## What is being asked:
From the listing below, pull out the lines that hold "JSON".

-- begin Source records --

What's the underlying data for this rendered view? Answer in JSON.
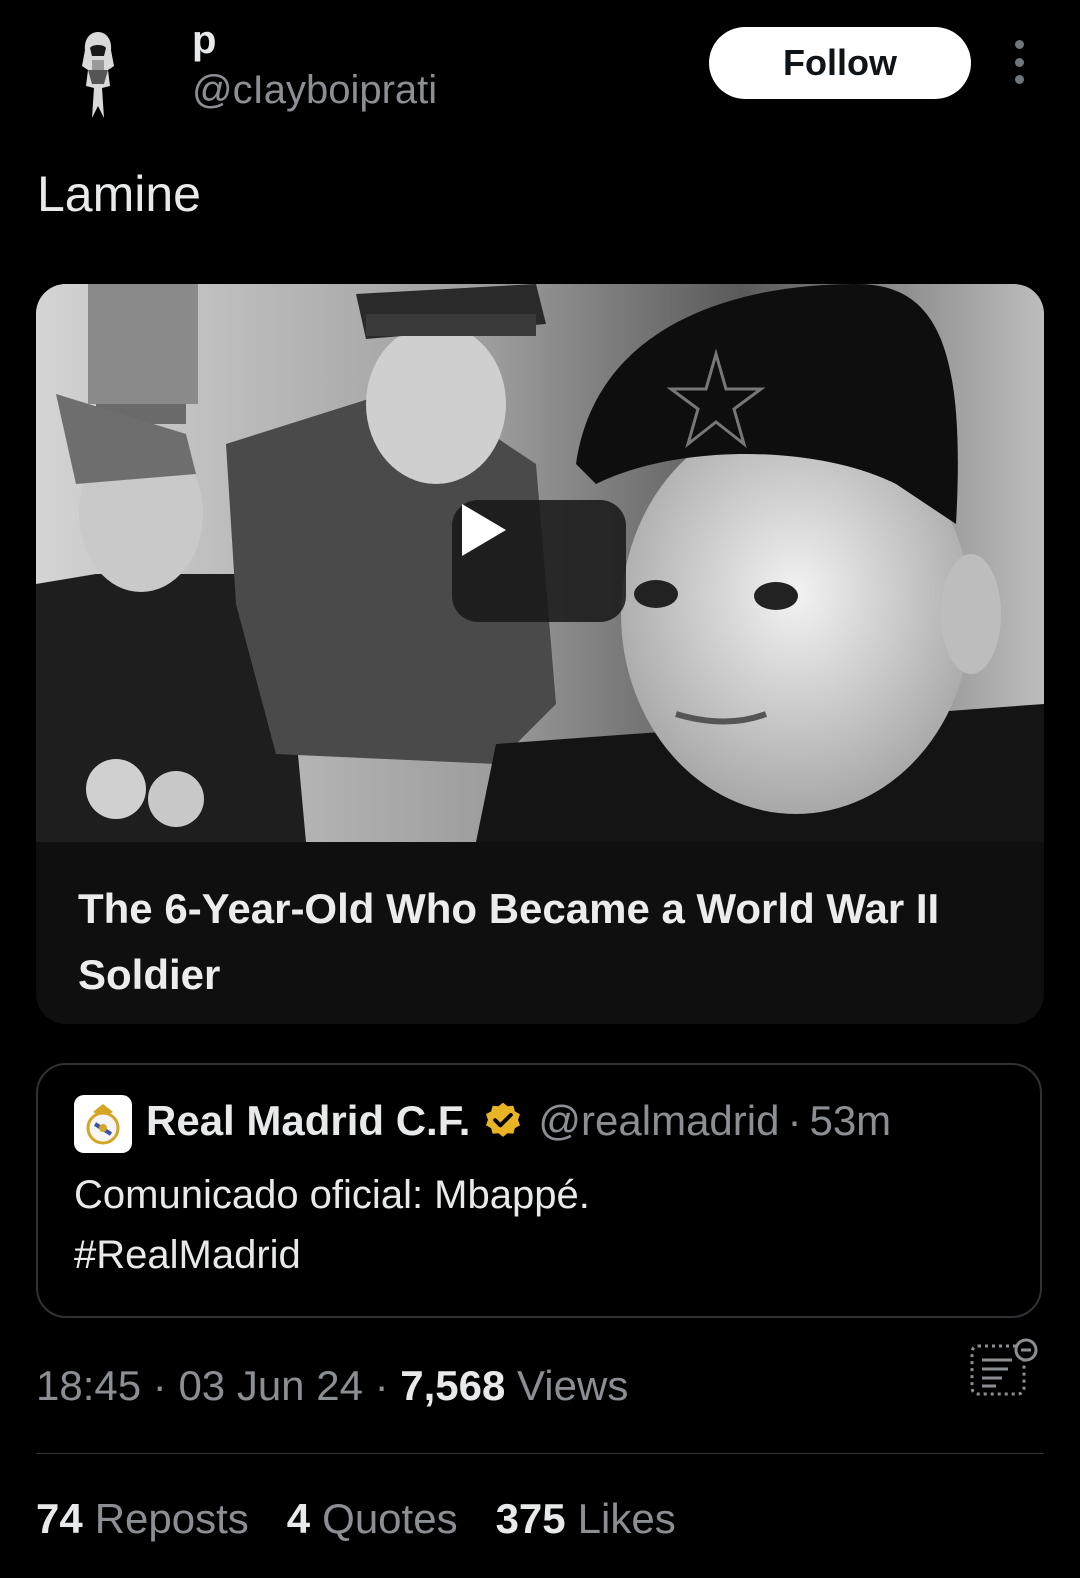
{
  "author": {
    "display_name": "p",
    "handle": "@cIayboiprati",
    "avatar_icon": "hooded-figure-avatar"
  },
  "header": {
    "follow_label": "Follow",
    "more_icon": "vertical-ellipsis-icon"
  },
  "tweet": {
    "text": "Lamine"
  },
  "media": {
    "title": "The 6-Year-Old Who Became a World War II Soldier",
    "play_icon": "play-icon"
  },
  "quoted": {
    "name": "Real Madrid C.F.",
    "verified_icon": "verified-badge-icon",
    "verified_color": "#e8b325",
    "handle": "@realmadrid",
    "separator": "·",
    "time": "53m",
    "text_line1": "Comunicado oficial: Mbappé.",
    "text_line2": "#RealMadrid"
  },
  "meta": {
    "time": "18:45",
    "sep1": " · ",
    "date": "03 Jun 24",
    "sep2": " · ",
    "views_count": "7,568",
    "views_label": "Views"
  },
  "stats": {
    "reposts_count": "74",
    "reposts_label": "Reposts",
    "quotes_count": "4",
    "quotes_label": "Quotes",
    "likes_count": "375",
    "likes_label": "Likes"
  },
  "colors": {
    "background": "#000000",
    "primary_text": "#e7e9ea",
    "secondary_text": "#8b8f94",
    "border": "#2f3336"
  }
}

-- end Source records --
-- begin Source records --

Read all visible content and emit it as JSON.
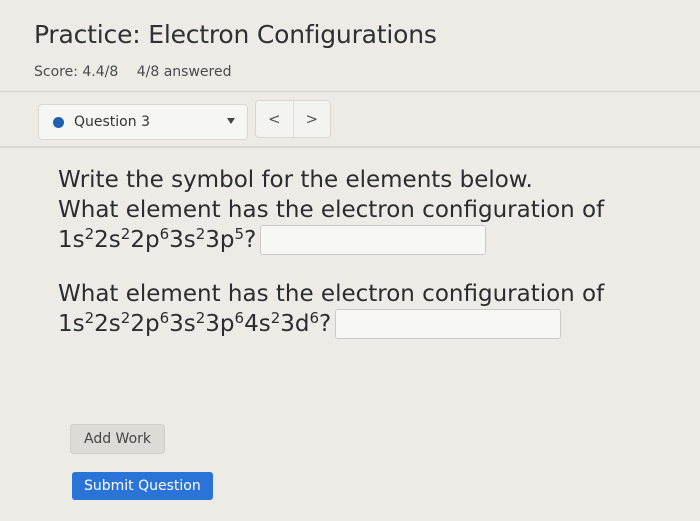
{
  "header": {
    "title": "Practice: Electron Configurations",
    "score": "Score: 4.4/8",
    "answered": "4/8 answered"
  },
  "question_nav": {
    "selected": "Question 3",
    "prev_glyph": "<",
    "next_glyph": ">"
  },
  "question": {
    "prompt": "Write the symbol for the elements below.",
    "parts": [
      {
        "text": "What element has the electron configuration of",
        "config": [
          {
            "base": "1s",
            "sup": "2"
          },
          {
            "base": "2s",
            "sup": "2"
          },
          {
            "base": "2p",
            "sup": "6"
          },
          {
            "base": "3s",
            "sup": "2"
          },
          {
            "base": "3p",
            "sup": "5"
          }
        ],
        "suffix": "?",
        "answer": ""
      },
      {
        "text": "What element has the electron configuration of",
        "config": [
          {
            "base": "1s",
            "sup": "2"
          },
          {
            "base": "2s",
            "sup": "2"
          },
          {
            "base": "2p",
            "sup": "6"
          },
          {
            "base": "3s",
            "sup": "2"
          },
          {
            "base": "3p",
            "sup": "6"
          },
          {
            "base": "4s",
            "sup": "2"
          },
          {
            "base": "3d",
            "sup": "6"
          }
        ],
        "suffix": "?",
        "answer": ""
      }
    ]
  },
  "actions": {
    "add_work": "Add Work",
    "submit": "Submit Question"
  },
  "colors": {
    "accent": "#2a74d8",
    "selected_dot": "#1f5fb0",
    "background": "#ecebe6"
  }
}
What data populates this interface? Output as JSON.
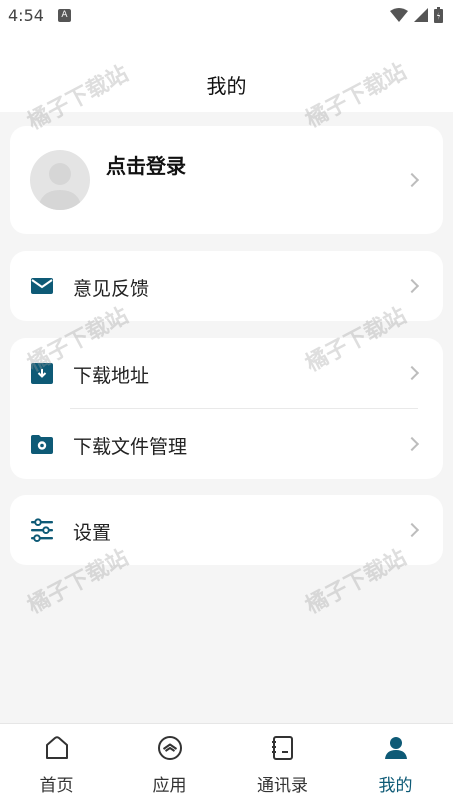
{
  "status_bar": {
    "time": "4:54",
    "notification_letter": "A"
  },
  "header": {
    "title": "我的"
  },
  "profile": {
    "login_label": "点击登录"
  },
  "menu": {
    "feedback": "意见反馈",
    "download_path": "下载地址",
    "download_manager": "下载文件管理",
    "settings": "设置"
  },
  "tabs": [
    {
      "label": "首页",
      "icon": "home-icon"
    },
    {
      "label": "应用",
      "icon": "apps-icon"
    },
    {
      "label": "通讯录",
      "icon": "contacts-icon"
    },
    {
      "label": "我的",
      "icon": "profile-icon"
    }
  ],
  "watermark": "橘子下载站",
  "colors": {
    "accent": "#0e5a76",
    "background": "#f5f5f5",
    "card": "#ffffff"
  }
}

-- end Source records --
-- begin Source records --

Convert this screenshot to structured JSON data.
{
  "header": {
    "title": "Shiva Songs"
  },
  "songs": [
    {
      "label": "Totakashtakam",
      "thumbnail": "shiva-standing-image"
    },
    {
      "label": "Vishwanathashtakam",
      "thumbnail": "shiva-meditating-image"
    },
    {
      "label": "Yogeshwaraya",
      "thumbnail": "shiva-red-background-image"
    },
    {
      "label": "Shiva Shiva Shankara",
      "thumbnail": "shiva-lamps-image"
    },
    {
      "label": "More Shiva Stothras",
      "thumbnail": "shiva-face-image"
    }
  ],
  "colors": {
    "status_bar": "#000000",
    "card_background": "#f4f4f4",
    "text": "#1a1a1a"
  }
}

-- end Source records --

## Solution to this task:
What's the underlying data for this rendered view? Answer in JSON.
Read all visible content and emit it as JSON.
What data populates this interface? Output as JSON.
Convert this screenshot to structured JSON data.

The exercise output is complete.